Problem statement
Make an exact copy of all the entries, with the pictures left out.

Data
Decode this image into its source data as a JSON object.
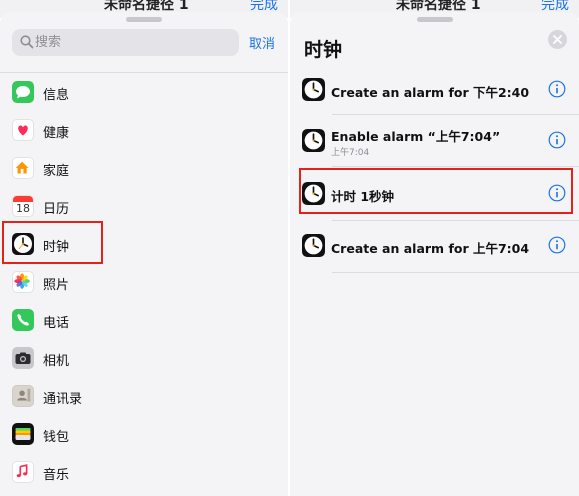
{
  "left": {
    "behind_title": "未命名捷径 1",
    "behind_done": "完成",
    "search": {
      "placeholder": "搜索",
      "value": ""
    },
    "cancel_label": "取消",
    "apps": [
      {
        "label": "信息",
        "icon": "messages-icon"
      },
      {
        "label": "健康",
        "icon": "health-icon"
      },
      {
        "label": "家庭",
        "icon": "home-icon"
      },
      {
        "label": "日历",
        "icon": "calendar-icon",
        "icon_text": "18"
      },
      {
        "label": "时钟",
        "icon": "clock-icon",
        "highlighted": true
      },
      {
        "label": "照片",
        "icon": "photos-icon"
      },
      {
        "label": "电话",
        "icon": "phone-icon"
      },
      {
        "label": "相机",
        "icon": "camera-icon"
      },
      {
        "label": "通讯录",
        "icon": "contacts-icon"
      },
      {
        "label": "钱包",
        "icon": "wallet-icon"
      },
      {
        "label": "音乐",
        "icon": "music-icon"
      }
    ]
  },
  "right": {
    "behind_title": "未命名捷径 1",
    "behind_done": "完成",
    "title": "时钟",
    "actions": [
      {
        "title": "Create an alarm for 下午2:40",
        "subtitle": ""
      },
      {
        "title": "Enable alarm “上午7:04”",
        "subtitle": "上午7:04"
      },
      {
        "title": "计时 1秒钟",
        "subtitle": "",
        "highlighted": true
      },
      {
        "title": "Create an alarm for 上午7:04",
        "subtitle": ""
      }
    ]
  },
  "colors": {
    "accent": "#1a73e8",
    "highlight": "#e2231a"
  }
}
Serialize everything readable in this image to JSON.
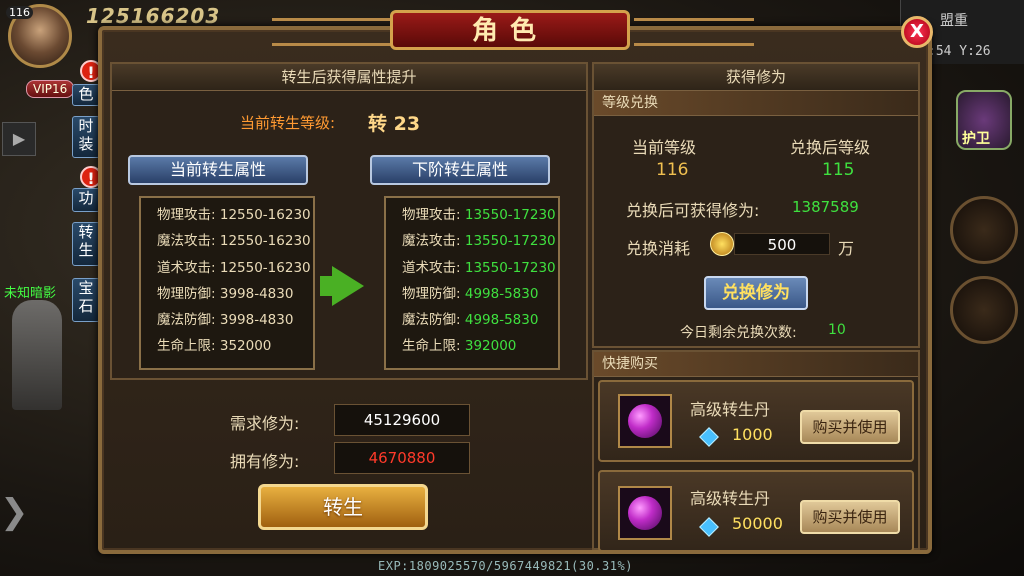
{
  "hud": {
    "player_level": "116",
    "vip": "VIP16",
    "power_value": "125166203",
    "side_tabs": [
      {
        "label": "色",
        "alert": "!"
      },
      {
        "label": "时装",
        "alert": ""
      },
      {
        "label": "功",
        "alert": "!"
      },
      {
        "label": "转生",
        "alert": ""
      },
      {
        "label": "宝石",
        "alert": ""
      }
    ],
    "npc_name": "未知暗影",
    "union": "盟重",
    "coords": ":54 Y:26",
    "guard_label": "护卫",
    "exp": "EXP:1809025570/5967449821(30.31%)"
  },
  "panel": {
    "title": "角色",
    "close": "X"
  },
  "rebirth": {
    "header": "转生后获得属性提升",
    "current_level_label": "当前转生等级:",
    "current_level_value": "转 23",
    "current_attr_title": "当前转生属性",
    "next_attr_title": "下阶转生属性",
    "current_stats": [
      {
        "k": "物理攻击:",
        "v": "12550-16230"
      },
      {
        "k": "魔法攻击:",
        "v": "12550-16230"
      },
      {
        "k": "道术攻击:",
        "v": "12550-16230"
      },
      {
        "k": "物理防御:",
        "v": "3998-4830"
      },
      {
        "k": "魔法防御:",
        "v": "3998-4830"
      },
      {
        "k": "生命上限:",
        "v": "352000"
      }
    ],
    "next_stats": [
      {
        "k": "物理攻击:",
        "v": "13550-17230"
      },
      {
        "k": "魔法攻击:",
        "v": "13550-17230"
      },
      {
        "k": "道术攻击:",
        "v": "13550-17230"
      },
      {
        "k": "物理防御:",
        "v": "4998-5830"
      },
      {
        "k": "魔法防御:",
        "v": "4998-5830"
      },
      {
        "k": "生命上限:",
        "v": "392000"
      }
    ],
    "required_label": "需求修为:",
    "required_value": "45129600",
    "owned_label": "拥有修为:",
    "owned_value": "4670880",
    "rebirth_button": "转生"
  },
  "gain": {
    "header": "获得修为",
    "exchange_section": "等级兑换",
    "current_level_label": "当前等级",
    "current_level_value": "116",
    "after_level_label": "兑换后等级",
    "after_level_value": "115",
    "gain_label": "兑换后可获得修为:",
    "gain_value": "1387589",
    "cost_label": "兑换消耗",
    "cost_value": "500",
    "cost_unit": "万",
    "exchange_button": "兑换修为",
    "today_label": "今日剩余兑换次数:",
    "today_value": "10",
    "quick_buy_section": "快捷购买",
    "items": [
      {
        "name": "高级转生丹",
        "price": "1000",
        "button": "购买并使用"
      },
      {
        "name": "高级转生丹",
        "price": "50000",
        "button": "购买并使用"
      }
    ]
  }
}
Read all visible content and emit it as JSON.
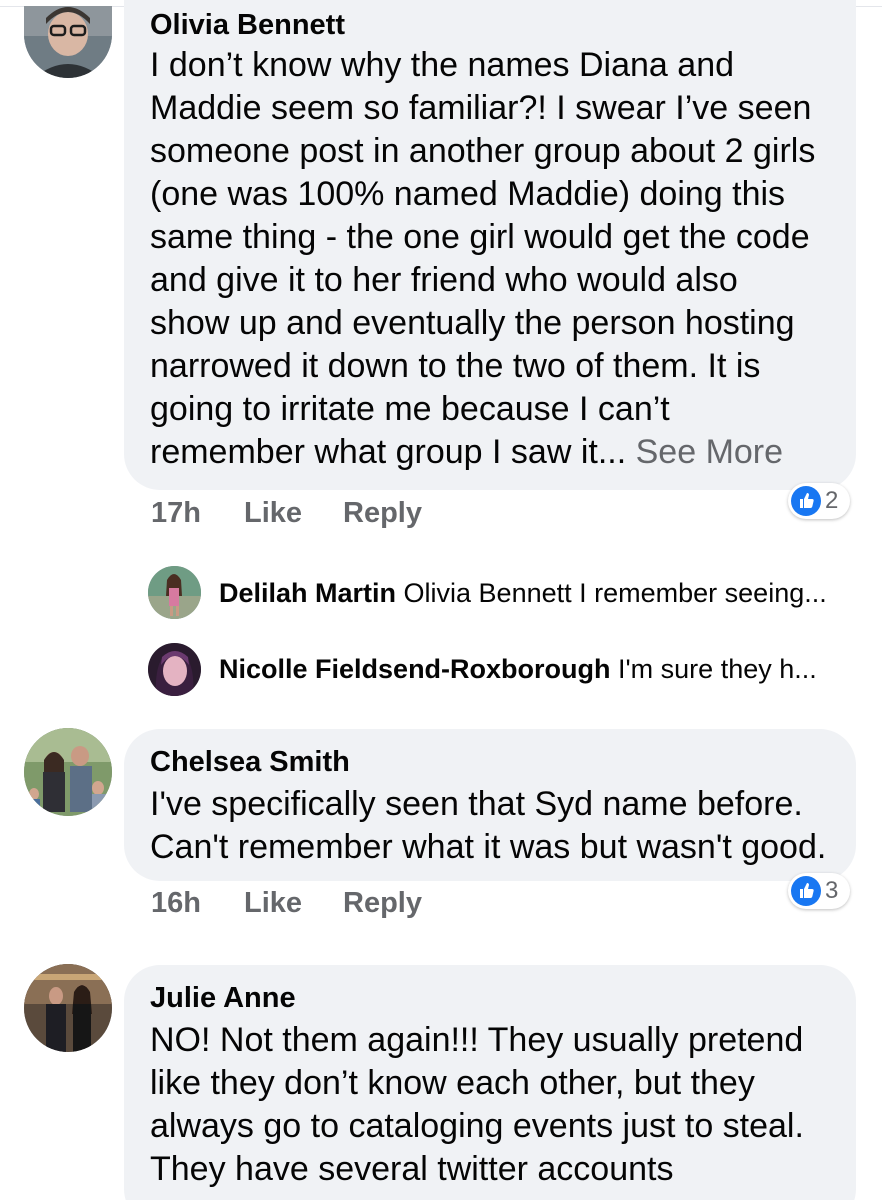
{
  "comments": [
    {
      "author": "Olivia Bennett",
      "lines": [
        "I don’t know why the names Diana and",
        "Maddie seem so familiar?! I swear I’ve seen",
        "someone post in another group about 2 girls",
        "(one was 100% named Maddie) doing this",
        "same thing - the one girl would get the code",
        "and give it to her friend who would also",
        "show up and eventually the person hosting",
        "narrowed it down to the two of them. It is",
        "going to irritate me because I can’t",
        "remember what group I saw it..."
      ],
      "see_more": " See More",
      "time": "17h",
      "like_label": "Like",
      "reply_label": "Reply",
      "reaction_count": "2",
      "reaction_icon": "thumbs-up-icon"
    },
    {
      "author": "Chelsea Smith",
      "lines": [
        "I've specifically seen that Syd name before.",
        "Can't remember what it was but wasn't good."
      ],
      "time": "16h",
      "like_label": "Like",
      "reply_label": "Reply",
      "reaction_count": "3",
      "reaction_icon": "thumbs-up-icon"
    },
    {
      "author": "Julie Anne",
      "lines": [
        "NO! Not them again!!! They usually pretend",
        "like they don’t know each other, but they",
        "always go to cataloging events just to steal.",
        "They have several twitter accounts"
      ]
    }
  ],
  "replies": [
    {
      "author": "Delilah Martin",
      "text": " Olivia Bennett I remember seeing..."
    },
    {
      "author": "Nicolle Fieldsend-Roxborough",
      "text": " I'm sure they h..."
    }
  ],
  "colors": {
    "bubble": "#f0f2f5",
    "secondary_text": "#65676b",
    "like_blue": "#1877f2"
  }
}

Result of the exercise
Decode this image into its source data as a JSON object.
{
  "left": {
    "behind_title": "未命名捷径 1",
    "behind_done": "完成",
    "search": {
      "placeholder": "搜索",
      "value": ""
    },
    "cancel_label": "取消",
    "apps": [
      {
        "label": "信息",
        "icon": "messages-icon"
      },
      {
        "label": "健康",
        "icon": "health-icon"
      },
      {
        "label": "家庭",
        "icon": "home-icon"
      },
      {
        "label": "日历",
        "icon": "calendar-icon",
        "icon_text": "18"
      },
      {
        "label": "时钟",
        "icon": "clock-icon",
        "highlighted": true
      },
      {
        "label": "照片",
        "icon": "photos-icon"
      },
      {
        "label": "电话",
        "icon": "phone-icon"
      },
      {
        "label": "相机",
        "icon": "camera-icon"
      },
      {
        "label": "通讯录",
        "icon": "contacts-icon"
      },
      {
        "label": "钱包",
        "icon": "wallet-icon"
      },
      {
        "label": "音乐",
        "icon": "music-icon"
      }
    ]
  },
  "right": {
    "behind_title": "未命名捷径 1",
    "behind_done": "完成",
    "title": "时钟",
    "actions": [
      {
        "title": "Create an alarm for 下午2:40",
        "subtitle": ""
      },
      {
        "title": "Enable alarm “上午7:04”",
        "subtitle": "上午7:04"
      },
      {
        "title": "计时 1秒钟",
        "subtitle": "",
        "highlighted": true
      },
      {
        "title": "Create an alarm for 上午7:04",
        "subtitle": ""
      }
    ]
  },
  "colors": {
    "accent": "#1a73e8",
    "highlight": "#e2231a"
  }
}
Serialize everything readable in this image to JSON.
{
  "hud": {
    "player_level": "116",
    "vip": "VIP16",
    "power_value": "125166203",
    "side_tabs": [
      {
        "label": "色",
        "alert": "!"
      },
      {
        "label": "时装",
        "alert": ""
      },
      {
        "label": "功",
        "alert": "!"
      },
      {
        "label": "转生",
        "alert": ""
      },
      {
        "label": "宝石",
        "alert": ""
      }
    ],
    "npc_name": "未知暗影",
    "union": "盟重",
    "coords": ":54 Y:26",
    "guard_label": "护卫",
    "exp": "EXP:1809025570/5967449821(30.31%)"
  },
  "panel": {
    "title": "角色",
    "close": "X"
  },
  "rebirth": {
    "header": "转生后获得属性提升",
    "current_level_label": "当前转生等级:",
    "current_level_value": "转 23",
    "current_attr_title": "当前转生属性",
    "next_attr_title": "下阶转生属性",
    "current_stats": [
      {
        "k": "物理攻击:",
        "v": "12550-16230"
      },
      {
        "k": "魔法攻击:",
        "v": "12550-16230"
      },
      {
        "k": "道术攻击:",
        "v": "12550-16230"
      },
      {
        "k": "物理防御:",
        "v": "3998-4830"
      },
      {
        "k": "魔法防御:",
        "v": "3998-4830"
      },
      {
        "k": "生命上限:",
        "v": "352000"
      }
    ],
    "next_stats": [
      {
        "k": "物理攻击:",
        "v": "13550-17230"
      },
      {
        "k": "魔法攻击:",
        "v": "13550-17230"
      },
      {
        "k": "道术攻击:",
        "v": "13550-17230"
      },
      {
        "k": "物理防御:",
        "v": "4998-5830"
      },
      {
        "k": "魔法防御:",
        "v": "4998-5830"
      },
      {
        "k": "生命上限:",
        "v": "392000"
      }
    ],
    "required_label": "需求修为:",
    "required_value": "45129600",
    "owned_label": "拥有修为:",
    "owned_value": "4670880",
    "rebirth_button": "转生"
  },
  "gain": {
    "header": "获得修为",
    "exchange_section": "等级兑换",
    "current_level_label": "当前等级",
    "current_level_value": "116",
    "after_level_label": "兑换后等级",
    "after_level_value": "115",
    "gain_label": "兑换后可获得修为:",
    "gain_value": "1387589",
    "cost_label": "兑换消耗",
    "cost_value": "500",
    "cost_unit": "万",
    "exchange_button": "兑换修为",
    "today_label": "今日剩余兑换次数:",
    "today_value": "10",
    "quick_buy_section": "快捷购买",
    "items": [
      {
        "name": "高级转生丹",
        "price": "1000",
        "button": "购买并使用"
      },
      {
        "name": "高级转生丹",
        "price": "50000",
        "button": "购买并使用"
      }
    ]
  }
}
Read all visible content and emit it as JSON.
{
  "comments": [
    {
      "author": "Olivia Bennett",
      "lines": [
        "I don’t know why the names Diana and",
        "Maddie seem so familiar?! I swear I’ve seen",
        "someone post in another group about 2 girls",
        "(one was 100% named Maddie) doing this",
        "same thing - the one girl would get the code",
        "and give it to her friend who would also",
        "show up and eventually the person hosting",
        "narrowed it down to the two of them. It is",
        "going to irritate me because I can’t",
        "remember what group I saw it..."
      ],
      "see_more": " See More",
      "time": "17h",
      "like_label": "Like",
      "reply_label": "Reply",
      "reaction_count": "2",
      "reaction_icon": "thumbs-up-icon"
    },
    {
      "author": "Chelsea Smith",
      "lines": [
        "I've specifically seen that Syd name before.",
        "Can't remember what it was but wasn't good."
      ],
      "time": "16h",
      "like_label": "Like",
      "reply_label": "Reply",
      "reaction_count": "3",
      "reaction_icon": "thumbs-up-icon"
    },
    {
      "author": "Julie Anne",
      "lines": [
        "NO! Not them again!!! They usually pretend",
        "like they don’t know each other, but they",
        "always go to cataloging events just to steal.",
        "They have several twitter accounts"
      ]
    }
  ],
  "replies": [
    {
      "author": "Delilah Martin",
      "text": " Olivia Bennett I remember seeing..."
    },
    {
      "author": "Nicolle Fieldsend-Roxborough",
      "text": " I'm sure they h..."
    }
  ],
  "colors": {
    "bubble": "#f0f2f5",
    "secondary_text": "#65676b",
    "like_blue": "#1877f2"
  }
}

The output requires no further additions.